What needs to be done
From the entries that follow, pick out all lines holding "Гадание".

Task material

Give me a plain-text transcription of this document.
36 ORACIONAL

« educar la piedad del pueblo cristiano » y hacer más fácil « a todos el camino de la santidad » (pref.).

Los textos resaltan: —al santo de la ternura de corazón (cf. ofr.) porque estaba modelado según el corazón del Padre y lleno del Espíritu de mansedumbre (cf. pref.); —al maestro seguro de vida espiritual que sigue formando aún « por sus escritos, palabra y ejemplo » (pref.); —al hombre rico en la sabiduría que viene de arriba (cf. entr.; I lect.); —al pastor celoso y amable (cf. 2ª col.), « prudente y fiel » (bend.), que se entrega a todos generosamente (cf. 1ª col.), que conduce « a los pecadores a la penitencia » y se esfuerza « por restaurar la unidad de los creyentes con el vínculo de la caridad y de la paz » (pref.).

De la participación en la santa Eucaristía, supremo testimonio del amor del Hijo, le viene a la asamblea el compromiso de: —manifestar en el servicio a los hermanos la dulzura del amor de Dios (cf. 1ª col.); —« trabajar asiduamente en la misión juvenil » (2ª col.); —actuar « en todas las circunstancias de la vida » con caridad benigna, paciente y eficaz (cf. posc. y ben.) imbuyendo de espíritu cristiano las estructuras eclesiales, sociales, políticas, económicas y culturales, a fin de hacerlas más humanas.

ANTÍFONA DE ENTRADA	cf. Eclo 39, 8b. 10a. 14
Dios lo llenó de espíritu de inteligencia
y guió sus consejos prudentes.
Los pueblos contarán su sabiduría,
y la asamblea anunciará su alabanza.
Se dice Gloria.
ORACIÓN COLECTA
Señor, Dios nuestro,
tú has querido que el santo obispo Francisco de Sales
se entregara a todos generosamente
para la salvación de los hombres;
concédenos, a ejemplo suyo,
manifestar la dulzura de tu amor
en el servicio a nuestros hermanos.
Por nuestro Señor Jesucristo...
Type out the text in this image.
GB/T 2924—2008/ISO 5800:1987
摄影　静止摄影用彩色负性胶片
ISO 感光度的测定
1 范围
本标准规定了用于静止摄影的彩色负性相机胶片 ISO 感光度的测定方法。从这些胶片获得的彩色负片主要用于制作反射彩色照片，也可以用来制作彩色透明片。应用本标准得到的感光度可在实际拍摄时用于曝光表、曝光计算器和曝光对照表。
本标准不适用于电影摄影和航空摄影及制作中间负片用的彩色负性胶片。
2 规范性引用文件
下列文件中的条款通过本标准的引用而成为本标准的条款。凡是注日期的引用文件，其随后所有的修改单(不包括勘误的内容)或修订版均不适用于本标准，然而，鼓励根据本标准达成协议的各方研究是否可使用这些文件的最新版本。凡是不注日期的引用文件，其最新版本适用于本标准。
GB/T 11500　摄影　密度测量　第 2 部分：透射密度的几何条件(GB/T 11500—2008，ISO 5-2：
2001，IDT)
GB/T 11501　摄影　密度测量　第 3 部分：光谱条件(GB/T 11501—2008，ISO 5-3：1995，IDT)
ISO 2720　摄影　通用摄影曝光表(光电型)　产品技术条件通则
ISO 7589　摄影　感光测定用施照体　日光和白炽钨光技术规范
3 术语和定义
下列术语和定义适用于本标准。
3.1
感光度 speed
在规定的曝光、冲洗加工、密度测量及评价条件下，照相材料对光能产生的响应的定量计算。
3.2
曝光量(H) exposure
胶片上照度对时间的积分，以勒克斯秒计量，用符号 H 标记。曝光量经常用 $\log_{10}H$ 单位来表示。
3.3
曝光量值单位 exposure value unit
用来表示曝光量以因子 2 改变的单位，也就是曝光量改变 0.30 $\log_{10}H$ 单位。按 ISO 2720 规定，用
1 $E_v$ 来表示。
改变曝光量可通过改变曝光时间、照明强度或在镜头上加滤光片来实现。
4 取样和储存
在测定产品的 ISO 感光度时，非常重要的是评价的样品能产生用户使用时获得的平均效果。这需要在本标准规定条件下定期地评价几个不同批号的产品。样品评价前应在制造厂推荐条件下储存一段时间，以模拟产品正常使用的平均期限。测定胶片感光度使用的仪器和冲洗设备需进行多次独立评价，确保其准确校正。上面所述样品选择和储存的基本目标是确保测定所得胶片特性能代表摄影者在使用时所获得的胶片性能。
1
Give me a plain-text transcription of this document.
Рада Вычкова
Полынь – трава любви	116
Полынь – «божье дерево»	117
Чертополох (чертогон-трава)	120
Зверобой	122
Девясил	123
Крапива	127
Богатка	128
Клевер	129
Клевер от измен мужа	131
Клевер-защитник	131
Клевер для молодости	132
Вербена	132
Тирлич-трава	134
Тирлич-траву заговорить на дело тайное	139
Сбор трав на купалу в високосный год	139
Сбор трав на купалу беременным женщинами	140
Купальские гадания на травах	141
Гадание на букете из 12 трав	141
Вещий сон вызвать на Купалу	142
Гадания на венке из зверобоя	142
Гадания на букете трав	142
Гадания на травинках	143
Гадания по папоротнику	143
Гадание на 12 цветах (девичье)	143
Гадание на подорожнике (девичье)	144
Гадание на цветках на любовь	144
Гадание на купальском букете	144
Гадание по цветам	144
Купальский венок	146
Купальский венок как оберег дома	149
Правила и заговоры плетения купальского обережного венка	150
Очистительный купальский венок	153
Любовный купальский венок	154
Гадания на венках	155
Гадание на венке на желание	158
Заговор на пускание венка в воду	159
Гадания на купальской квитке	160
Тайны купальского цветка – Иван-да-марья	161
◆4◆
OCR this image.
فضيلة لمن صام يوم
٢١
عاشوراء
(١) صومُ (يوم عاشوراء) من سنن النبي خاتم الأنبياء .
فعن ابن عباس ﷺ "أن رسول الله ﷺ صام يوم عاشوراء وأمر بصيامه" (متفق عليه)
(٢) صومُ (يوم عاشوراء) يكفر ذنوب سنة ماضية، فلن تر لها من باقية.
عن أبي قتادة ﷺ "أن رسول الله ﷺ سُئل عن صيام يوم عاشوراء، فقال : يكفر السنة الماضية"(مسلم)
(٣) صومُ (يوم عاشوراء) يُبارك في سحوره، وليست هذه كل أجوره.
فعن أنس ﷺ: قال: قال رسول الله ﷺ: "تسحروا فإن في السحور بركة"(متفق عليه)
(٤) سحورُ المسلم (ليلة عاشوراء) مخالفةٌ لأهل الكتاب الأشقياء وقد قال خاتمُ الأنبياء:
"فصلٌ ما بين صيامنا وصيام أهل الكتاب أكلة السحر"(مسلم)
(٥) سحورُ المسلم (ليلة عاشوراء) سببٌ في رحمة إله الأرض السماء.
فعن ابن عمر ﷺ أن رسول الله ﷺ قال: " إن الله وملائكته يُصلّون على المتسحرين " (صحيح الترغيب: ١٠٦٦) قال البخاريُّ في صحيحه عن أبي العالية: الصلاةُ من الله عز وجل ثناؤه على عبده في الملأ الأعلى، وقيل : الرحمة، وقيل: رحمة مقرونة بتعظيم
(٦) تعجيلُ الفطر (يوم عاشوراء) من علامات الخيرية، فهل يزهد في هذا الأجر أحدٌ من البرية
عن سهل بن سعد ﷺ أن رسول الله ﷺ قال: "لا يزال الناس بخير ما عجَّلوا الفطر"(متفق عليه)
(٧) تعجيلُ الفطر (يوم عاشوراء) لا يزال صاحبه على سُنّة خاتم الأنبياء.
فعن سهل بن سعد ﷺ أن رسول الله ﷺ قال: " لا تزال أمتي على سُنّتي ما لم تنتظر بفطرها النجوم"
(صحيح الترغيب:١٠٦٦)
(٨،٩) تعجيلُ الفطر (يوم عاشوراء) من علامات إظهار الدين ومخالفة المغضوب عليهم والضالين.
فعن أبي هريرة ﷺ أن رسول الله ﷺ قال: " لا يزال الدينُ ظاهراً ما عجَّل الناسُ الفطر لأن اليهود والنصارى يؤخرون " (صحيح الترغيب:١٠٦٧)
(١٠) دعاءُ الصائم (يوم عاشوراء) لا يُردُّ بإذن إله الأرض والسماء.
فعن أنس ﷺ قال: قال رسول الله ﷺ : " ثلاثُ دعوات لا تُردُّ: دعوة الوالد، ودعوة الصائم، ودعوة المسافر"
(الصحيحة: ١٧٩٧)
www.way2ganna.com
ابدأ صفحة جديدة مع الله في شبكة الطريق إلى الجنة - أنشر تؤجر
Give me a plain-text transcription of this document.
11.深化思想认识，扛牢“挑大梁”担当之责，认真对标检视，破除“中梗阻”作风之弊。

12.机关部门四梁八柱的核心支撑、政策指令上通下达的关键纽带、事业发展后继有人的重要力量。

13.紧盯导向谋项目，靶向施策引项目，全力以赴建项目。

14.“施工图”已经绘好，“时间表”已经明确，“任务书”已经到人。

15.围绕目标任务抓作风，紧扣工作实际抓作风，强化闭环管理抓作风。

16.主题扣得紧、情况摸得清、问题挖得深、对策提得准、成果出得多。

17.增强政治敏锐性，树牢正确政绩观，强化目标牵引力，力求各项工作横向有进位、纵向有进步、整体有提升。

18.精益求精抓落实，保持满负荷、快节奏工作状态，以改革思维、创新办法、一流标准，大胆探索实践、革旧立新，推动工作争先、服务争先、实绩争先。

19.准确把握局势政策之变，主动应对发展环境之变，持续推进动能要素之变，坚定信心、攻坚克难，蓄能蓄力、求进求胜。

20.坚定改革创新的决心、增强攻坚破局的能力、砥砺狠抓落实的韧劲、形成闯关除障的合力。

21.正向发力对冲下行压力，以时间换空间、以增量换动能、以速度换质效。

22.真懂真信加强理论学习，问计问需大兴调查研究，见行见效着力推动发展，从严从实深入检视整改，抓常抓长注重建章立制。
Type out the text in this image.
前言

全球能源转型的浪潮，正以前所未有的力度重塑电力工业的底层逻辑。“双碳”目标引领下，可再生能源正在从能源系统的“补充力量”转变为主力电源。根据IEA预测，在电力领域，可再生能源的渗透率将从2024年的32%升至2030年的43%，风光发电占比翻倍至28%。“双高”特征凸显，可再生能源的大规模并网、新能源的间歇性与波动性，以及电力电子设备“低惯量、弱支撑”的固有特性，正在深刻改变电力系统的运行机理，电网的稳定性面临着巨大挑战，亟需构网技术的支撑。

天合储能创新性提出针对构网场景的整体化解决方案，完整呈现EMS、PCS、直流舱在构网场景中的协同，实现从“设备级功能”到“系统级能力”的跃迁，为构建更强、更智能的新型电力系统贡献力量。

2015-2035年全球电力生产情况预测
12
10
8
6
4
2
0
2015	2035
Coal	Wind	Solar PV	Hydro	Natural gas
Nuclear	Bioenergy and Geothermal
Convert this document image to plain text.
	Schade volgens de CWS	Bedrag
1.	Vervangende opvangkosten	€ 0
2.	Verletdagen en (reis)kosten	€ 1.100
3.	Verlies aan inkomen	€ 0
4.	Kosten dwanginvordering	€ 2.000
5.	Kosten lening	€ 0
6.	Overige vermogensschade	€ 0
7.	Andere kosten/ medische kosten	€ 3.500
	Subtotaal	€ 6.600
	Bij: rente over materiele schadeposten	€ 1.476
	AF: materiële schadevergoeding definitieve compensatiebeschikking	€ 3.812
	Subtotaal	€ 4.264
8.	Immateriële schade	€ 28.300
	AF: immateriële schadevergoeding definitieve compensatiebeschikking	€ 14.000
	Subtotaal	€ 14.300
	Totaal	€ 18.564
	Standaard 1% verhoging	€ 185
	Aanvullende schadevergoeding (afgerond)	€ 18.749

Complete output
Гадание на букете из 12 трав	141
Гадание на 12 цветах (девичье)	143
Гадание на подорожнике (девичье)	144
Гадание на цветках на любовь	144
Гадание на купальском букете	144
Гадание по цветам	144
Гадание на венке на желание	158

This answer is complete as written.